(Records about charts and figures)
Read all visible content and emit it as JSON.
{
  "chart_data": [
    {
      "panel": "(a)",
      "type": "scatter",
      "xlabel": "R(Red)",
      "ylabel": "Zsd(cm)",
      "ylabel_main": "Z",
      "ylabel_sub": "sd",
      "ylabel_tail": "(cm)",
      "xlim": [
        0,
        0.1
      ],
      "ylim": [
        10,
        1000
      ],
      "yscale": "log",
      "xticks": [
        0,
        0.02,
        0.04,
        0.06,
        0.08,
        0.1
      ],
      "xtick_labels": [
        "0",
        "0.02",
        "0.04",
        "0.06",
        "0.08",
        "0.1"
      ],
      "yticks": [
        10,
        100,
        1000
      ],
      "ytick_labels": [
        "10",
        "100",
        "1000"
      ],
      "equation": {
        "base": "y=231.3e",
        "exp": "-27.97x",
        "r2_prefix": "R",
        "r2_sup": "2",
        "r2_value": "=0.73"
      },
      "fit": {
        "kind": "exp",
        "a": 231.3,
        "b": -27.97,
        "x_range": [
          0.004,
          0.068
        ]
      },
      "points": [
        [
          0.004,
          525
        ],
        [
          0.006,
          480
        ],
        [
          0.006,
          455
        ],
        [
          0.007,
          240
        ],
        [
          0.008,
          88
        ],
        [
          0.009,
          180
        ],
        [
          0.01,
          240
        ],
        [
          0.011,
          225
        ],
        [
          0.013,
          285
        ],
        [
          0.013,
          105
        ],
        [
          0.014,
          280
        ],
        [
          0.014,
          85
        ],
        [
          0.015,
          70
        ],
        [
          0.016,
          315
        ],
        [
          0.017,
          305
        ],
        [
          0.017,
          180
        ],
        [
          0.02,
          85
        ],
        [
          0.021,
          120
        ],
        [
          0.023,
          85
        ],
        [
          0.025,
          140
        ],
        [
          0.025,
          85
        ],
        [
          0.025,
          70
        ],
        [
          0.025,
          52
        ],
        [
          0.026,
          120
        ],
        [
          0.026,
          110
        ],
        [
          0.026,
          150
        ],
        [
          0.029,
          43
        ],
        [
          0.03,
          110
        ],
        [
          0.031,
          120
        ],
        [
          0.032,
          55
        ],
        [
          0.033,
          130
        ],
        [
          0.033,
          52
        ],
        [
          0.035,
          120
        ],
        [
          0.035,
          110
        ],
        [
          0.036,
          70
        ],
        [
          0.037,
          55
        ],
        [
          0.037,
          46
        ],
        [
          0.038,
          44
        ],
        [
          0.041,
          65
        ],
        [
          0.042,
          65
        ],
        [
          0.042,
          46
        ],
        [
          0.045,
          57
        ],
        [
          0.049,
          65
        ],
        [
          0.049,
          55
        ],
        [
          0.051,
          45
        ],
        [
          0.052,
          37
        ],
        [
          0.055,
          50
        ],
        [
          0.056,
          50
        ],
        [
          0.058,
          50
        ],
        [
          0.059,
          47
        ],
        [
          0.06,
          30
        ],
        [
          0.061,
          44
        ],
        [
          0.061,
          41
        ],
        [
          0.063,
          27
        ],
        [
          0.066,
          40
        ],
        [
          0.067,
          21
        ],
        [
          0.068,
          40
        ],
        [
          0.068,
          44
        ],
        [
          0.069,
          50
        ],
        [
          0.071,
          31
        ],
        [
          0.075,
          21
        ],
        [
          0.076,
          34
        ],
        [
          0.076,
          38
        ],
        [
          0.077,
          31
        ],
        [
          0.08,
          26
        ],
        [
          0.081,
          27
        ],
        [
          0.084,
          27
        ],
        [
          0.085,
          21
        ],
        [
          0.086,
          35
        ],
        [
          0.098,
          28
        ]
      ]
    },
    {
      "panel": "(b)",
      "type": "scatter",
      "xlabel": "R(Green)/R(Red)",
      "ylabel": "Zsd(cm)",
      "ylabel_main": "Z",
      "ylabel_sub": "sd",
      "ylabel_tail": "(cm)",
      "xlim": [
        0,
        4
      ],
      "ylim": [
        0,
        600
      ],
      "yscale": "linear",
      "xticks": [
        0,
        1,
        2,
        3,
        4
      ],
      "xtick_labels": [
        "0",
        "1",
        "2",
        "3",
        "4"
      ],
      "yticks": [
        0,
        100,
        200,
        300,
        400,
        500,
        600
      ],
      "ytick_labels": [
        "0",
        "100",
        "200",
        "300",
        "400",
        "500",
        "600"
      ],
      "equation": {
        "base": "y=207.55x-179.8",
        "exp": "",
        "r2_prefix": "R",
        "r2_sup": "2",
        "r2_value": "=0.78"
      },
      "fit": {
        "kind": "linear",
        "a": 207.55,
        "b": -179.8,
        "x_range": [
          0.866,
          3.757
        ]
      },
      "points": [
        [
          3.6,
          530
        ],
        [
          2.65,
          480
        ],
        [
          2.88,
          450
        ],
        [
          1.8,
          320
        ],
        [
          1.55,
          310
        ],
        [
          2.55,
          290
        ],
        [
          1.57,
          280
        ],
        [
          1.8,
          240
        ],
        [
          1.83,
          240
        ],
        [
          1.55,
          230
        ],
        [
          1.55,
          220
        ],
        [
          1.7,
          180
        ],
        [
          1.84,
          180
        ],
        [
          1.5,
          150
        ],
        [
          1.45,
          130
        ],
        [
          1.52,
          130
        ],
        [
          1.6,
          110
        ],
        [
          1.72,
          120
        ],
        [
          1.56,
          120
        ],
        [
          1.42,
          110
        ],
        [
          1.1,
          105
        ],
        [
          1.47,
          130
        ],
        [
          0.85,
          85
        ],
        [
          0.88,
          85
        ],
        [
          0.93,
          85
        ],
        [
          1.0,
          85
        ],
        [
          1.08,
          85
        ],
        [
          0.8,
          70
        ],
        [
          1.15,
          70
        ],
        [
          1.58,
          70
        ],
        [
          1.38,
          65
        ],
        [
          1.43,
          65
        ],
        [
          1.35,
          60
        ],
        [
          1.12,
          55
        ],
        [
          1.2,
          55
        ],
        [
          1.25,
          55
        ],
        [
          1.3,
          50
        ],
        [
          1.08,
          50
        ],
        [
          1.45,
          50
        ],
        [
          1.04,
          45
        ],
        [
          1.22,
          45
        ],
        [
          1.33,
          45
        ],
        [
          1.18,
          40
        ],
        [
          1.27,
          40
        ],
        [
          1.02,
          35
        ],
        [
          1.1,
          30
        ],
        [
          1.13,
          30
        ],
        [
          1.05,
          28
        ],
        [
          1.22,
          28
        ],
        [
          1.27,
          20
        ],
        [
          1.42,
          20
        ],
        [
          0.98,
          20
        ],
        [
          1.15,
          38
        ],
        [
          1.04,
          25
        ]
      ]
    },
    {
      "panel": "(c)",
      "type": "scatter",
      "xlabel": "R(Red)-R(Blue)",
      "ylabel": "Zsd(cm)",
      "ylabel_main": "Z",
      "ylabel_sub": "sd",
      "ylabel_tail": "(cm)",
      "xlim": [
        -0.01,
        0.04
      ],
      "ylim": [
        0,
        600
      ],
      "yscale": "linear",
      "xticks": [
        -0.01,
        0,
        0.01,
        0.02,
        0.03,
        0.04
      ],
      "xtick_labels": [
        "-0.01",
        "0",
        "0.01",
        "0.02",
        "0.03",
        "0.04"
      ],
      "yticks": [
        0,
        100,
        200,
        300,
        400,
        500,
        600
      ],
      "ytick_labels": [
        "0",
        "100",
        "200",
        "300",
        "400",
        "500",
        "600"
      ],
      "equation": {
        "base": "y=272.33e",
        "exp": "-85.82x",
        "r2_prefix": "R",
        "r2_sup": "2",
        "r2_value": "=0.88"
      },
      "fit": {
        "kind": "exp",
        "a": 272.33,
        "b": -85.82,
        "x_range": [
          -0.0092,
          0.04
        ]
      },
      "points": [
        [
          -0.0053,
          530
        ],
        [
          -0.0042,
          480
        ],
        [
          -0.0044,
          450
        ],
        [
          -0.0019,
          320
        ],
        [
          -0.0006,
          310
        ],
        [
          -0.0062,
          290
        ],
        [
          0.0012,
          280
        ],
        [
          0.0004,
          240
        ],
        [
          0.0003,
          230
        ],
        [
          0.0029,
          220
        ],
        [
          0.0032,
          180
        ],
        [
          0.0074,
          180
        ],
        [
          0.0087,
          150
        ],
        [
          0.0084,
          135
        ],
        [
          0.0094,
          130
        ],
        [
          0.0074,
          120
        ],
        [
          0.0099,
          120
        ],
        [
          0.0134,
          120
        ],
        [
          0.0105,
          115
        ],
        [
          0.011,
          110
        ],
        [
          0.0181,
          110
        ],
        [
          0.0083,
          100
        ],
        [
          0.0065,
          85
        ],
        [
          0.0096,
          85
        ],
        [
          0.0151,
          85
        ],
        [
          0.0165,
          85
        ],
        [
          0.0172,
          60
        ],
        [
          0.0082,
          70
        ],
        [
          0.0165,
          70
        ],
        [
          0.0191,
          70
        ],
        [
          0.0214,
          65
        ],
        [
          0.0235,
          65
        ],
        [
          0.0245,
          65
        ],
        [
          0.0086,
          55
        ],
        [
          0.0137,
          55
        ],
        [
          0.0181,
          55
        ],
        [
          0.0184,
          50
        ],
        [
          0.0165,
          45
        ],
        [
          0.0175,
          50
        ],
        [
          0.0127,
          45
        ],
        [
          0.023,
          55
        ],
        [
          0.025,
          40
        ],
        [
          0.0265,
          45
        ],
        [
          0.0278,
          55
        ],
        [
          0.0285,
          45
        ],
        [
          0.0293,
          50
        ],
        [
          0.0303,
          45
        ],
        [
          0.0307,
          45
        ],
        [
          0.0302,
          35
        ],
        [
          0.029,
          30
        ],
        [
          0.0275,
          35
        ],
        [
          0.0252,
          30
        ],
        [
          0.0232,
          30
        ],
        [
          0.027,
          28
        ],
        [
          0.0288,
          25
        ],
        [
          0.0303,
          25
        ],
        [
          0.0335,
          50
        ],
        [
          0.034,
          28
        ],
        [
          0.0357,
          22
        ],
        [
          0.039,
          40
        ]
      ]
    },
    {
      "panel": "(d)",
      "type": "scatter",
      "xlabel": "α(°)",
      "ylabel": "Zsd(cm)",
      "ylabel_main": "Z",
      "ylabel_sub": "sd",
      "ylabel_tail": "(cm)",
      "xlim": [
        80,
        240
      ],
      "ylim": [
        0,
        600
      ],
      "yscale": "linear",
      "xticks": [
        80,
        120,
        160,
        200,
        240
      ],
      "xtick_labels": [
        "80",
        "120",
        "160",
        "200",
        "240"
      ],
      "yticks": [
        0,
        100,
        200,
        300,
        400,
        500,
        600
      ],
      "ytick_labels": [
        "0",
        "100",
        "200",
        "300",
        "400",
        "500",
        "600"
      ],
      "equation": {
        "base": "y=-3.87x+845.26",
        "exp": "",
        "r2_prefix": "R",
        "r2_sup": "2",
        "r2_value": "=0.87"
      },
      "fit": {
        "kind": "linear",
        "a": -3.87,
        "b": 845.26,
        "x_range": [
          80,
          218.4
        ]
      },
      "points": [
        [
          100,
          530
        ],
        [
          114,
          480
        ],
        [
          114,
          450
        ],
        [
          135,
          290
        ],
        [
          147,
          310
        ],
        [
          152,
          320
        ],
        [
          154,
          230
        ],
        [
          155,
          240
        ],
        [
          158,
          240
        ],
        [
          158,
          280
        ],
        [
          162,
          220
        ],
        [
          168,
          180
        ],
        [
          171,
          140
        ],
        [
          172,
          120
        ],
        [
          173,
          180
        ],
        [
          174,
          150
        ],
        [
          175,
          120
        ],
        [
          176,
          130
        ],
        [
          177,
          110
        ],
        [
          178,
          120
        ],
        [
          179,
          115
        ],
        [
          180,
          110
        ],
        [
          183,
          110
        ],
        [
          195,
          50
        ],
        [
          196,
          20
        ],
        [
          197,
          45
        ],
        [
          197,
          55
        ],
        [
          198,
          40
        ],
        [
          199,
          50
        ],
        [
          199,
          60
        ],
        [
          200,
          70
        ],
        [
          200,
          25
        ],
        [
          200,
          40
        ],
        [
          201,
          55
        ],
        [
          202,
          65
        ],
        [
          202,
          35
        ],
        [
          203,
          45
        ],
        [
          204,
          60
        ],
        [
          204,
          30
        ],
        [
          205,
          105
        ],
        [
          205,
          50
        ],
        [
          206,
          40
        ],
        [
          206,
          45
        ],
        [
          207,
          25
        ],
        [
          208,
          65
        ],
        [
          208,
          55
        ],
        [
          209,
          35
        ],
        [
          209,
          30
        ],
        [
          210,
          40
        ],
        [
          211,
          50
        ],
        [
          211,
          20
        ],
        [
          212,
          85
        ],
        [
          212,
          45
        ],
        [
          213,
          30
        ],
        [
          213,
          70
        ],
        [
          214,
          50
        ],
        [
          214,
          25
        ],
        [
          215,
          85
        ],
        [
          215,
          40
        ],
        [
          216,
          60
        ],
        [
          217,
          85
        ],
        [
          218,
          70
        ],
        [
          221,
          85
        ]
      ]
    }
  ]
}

EXERCISE REQUIREMENTS: From the listing above, copy all lines holding the word "base".

THE OUTPUT:
        "base": "y=231.3e",
        "base": "y=207.55x-179.8",
        "base": "y=272.33e",
        "base": "y=-3.87x+845.26",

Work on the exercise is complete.